Request: Go through the listing beneath this task and return every line that carries the string "Створено".

Data shown:
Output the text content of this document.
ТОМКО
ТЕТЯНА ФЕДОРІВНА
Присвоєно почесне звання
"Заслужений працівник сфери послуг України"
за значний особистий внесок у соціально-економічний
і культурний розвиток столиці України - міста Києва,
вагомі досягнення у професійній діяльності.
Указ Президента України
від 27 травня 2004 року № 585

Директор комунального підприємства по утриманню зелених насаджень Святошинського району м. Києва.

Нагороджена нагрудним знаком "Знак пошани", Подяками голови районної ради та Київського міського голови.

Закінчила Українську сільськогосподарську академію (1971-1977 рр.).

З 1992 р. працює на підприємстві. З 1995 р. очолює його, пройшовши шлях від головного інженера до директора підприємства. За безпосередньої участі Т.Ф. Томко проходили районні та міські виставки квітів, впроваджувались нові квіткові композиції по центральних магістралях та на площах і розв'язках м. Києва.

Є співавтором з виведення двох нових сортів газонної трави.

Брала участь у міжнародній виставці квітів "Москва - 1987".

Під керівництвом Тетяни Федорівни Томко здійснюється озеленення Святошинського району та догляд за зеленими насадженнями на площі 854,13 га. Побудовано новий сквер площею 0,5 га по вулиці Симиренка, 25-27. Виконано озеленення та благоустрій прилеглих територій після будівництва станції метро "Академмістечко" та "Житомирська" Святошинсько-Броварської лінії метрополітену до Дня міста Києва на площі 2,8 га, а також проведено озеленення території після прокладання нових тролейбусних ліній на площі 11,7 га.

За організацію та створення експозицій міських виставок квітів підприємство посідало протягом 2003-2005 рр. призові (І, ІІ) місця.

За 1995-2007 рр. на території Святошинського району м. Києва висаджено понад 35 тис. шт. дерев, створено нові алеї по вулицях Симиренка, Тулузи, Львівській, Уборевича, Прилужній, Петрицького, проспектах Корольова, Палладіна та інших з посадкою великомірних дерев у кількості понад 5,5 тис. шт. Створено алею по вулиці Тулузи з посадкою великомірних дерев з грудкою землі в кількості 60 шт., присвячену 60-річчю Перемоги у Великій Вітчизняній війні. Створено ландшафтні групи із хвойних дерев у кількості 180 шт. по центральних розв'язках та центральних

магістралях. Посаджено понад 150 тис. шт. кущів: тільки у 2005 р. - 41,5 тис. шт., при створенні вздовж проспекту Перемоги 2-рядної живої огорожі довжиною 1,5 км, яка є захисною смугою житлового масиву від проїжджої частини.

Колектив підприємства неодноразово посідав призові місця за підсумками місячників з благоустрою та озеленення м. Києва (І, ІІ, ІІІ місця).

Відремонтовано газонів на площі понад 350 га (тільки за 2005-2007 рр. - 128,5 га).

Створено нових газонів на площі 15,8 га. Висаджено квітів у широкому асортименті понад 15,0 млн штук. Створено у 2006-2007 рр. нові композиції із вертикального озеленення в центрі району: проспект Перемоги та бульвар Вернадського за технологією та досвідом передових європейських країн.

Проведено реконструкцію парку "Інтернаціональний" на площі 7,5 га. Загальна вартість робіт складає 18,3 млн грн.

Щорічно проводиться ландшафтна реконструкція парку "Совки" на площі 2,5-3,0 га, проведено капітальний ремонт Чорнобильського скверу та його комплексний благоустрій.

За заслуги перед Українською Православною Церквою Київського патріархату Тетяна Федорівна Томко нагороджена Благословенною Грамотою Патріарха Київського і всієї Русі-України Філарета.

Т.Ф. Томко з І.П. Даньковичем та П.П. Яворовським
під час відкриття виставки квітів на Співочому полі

The solution:
За 1995-2007 рр. на території Святошинського району м. Києва висаджено понад 35 тис. шт. дерев, створено нові алеї по вулицях Симиренка, Тулузи, Львівській, Уборевича, Прилужній, Петрицького, проспектах Корольова, Палладіна та інших з посадкою великомірних дерев у кількості понад 5,5 тис. шт. Створено алею по вулиці Тулузи з посадкою великомірних дерев з грудкою землі в кількості 60 шт., присвячену 60-річчю Перемоги у Великій Вітчизняній війні. Створено ландшафтні групи із хвойних дерев у кількості 180 шт. по центральних розв'язках та центральних
Створено нових газонів на площі 15,8 га. Висаджено квітів у широкому асортименті понад 15,0 млн штук. Створено у 2006-2007 рр. нові композиції із вертикального озеленення в центрі району: проспект Перемоги та бульвар Вернадського за технологією та досвідом передових європейських країн.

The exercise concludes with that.